[Stored data entries]
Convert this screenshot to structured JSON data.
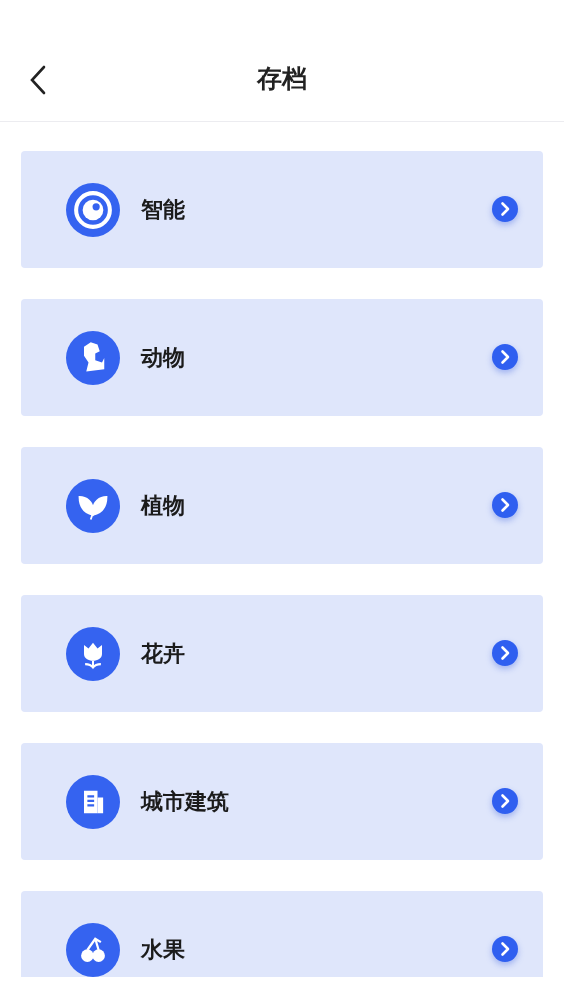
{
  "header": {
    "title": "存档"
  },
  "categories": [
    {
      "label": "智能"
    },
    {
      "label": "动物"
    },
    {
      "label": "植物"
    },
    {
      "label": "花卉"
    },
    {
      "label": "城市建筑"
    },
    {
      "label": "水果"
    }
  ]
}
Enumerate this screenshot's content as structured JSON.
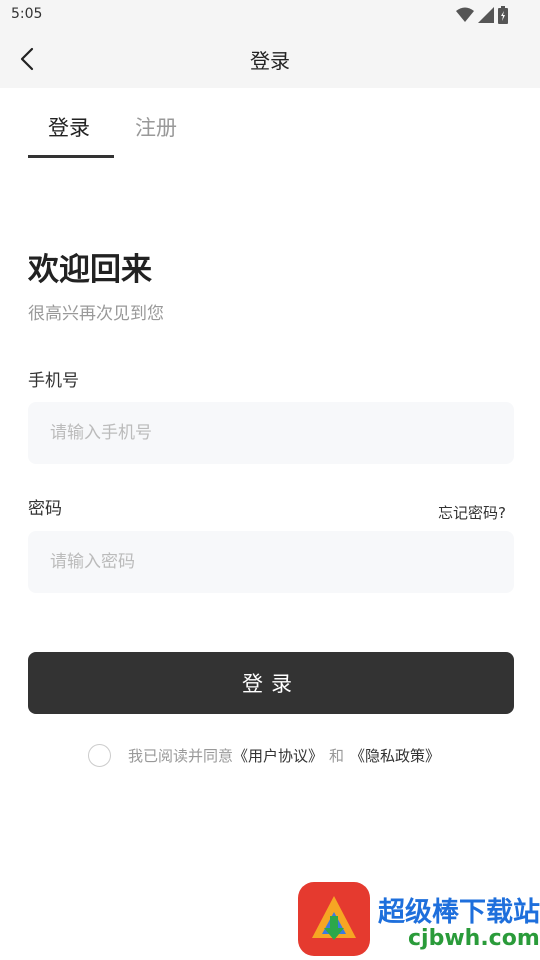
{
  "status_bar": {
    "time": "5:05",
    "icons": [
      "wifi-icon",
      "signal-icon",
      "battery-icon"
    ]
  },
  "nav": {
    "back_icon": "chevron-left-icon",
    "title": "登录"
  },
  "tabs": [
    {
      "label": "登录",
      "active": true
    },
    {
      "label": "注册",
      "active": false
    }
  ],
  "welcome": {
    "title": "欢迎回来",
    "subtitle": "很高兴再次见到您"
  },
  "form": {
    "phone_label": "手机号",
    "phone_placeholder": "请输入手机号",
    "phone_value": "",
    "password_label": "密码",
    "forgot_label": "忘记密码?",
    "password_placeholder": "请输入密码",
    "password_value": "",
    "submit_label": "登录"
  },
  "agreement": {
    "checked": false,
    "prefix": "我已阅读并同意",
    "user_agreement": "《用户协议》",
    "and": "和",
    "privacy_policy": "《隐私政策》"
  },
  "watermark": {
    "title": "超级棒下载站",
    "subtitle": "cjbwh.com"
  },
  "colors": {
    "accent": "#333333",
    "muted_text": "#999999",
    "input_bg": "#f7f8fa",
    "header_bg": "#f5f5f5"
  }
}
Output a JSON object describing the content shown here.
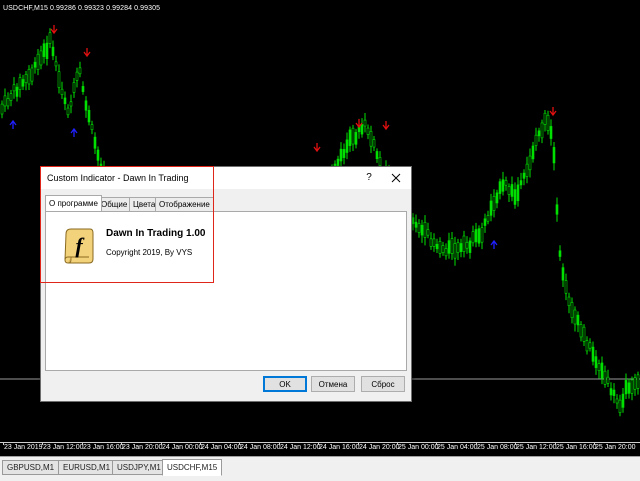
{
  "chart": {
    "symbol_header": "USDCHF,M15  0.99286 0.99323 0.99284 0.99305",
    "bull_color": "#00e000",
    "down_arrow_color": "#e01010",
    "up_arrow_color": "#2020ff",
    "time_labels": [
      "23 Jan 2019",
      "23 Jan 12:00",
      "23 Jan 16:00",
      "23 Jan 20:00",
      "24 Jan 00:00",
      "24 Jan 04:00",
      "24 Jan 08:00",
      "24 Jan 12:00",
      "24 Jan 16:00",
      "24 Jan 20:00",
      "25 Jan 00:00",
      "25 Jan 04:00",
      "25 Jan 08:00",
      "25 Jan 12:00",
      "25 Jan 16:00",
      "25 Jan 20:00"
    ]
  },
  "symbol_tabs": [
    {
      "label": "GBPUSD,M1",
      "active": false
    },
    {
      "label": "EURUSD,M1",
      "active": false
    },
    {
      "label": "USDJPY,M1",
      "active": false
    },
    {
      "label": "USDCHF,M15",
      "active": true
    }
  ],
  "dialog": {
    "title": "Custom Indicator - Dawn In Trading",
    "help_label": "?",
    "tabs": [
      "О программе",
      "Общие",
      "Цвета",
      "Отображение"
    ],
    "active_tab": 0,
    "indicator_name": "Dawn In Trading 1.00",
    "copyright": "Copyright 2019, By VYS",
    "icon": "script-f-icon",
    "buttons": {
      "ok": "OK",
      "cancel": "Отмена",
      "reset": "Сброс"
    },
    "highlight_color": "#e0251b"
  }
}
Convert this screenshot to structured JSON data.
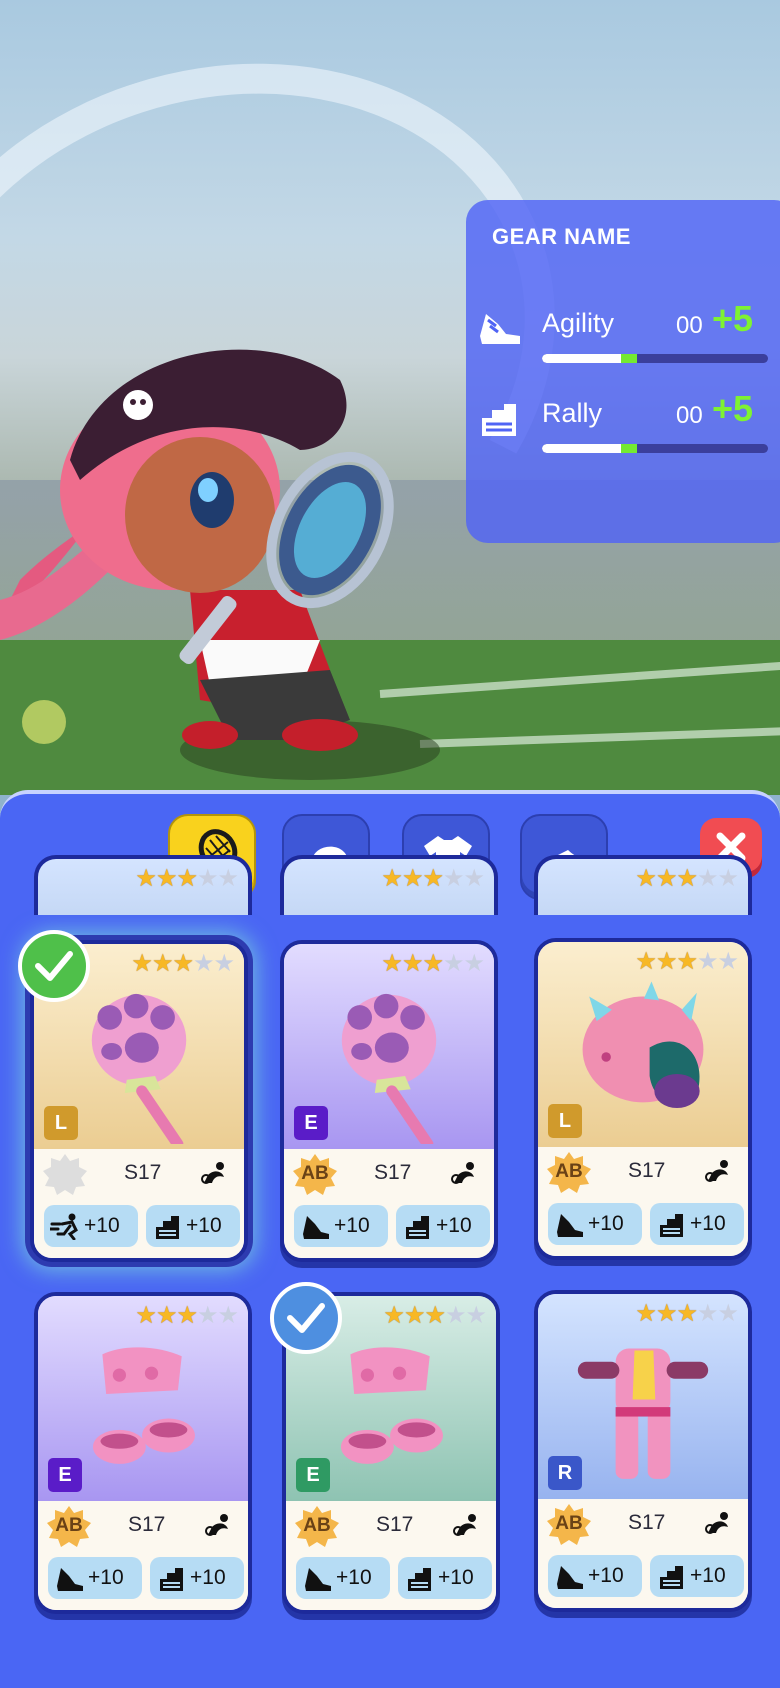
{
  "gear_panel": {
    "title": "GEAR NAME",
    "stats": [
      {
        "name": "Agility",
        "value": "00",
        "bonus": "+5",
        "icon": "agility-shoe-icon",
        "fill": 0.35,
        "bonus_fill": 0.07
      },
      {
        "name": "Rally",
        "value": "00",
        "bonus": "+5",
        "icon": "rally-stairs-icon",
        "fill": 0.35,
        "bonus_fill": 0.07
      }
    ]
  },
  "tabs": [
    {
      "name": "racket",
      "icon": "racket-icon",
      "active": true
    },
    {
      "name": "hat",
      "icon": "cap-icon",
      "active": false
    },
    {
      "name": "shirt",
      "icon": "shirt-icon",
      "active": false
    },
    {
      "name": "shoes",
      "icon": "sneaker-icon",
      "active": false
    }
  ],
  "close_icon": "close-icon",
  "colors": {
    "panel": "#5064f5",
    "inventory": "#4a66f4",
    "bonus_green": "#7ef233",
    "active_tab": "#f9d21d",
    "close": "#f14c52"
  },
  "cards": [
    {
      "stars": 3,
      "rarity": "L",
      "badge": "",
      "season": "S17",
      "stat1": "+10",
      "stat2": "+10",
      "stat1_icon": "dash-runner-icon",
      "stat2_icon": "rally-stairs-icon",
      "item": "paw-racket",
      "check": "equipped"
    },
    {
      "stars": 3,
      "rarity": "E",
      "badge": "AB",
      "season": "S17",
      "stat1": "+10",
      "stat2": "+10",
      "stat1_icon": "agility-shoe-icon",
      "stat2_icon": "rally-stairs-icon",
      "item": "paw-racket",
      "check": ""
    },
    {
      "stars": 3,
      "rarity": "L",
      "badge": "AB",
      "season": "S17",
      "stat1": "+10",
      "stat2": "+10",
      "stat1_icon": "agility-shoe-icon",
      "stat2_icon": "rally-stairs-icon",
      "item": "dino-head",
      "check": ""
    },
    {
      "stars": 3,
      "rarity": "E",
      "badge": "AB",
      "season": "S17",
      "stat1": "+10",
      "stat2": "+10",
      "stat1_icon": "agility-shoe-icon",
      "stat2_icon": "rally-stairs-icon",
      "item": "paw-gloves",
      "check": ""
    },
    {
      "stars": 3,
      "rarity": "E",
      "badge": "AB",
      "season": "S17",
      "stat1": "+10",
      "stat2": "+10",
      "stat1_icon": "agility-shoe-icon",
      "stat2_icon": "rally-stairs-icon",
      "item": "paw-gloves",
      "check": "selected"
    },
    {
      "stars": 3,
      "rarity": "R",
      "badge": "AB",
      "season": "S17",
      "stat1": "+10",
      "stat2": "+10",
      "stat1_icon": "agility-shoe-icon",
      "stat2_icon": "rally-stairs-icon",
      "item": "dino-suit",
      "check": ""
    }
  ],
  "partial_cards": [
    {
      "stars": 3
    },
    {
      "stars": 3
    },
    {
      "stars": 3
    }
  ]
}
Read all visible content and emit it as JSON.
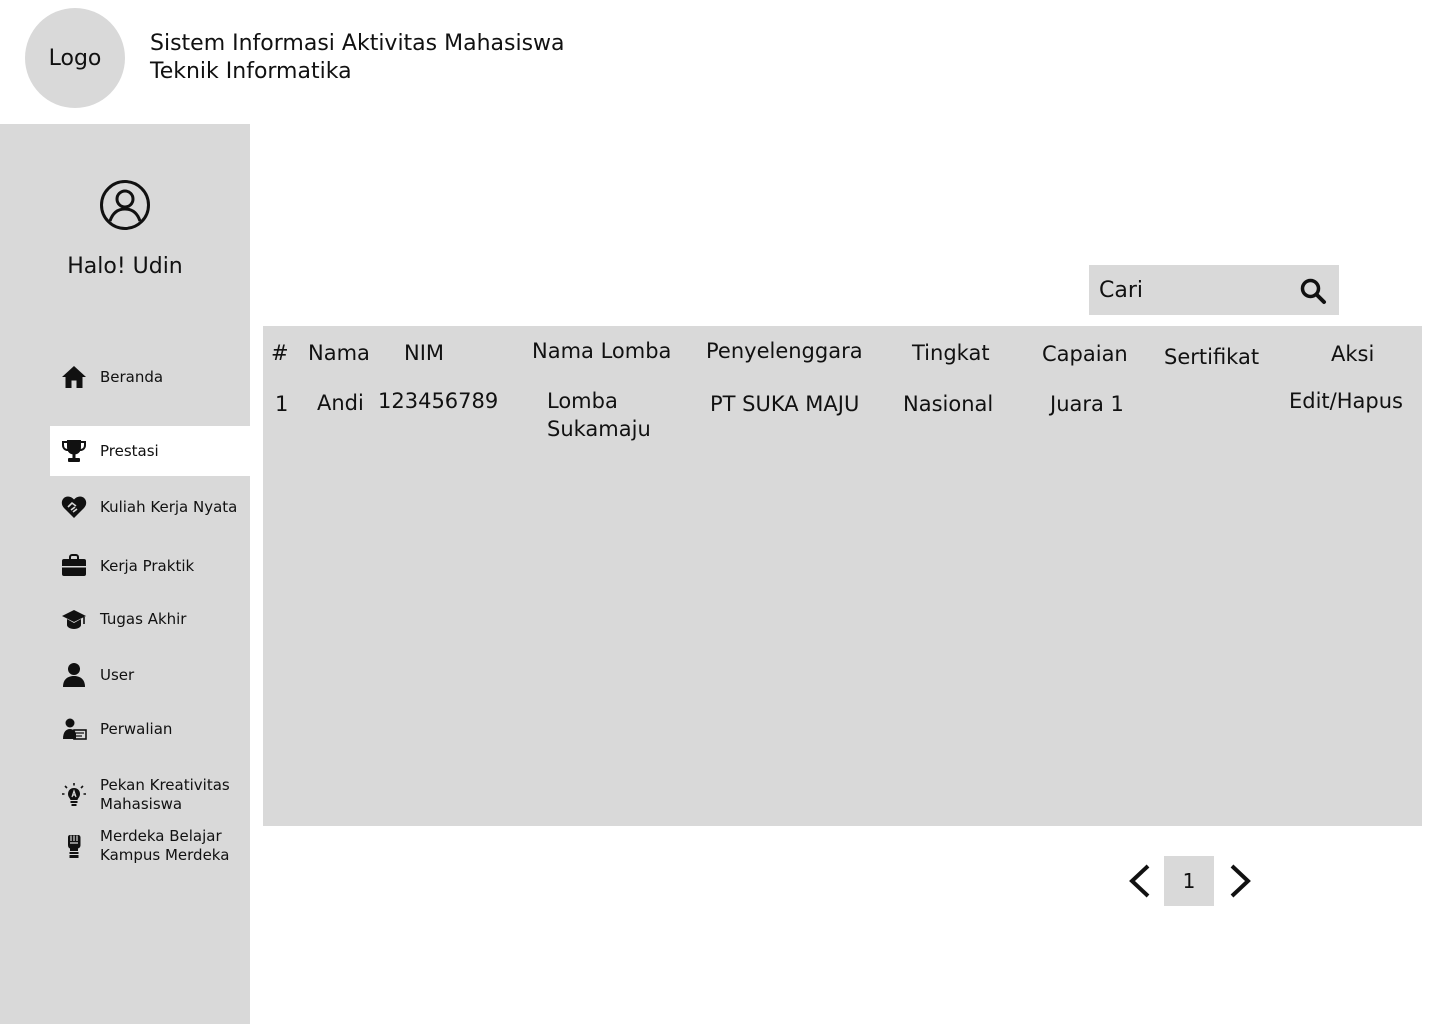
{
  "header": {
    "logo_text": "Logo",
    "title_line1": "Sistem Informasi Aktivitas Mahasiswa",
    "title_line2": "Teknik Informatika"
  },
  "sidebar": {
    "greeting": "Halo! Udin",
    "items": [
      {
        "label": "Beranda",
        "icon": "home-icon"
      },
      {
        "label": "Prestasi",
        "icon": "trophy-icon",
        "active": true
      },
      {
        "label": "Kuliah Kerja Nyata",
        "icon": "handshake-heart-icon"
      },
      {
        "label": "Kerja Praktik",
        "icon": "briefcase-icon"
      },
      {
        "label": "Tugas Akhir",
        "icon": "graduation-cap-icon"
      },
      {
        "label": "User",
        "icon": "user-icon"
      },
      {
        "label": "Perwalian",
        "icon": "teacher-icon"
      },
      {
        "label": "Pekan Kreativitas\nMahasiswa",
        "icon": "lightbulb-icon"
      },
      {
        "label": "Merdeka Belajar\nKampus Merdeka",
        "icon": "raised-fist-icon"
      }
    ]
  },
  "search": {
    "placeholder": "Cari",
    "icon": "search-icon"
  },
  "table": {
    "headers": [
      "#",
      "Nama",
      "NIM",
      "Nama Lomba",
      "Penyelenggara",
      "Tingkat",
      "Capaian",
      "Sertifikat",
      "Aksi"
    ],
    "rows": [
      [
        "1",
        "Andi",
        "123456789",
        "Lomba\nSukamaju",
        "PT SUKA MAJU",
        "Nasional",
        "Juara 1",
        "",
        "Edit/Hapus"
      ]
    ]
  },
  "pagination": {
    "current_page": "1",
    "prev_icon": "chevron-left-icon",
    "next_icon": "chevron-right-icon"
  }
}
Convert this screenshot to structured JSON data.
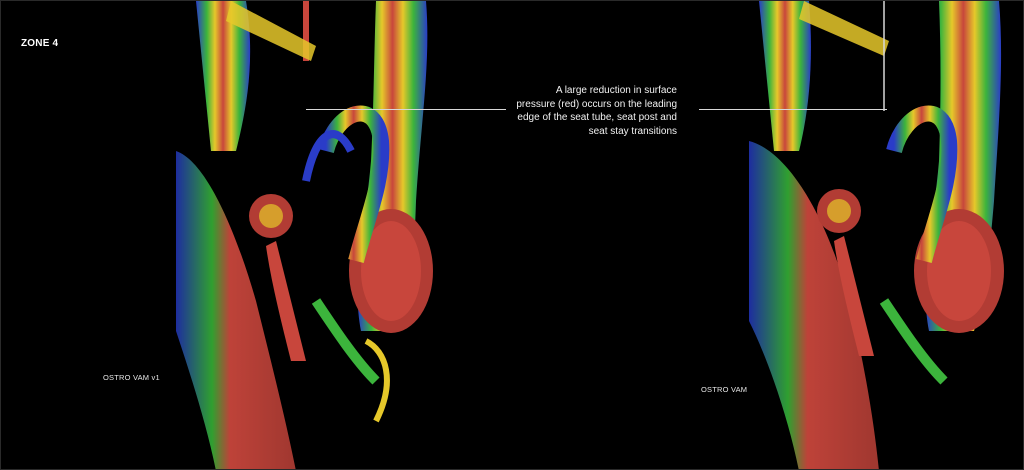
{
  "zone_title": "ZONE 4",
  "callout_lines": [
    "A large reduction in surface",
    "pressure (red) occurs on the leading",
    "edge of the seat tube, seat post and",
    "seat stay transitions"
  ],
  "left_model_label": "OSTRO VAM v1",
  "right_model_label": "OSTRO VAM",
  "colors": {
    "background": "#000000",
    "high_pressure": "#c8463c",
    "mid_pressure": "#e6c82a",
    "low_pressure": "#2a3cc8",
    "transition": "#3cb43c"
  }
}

STATED GOAL:
In the records above, locate every line with the string "Kerja" and copy it.

THE RESPONSE:
        "label": "Kuliah Kerja Nyata",
        "label": "Kerja Praktik",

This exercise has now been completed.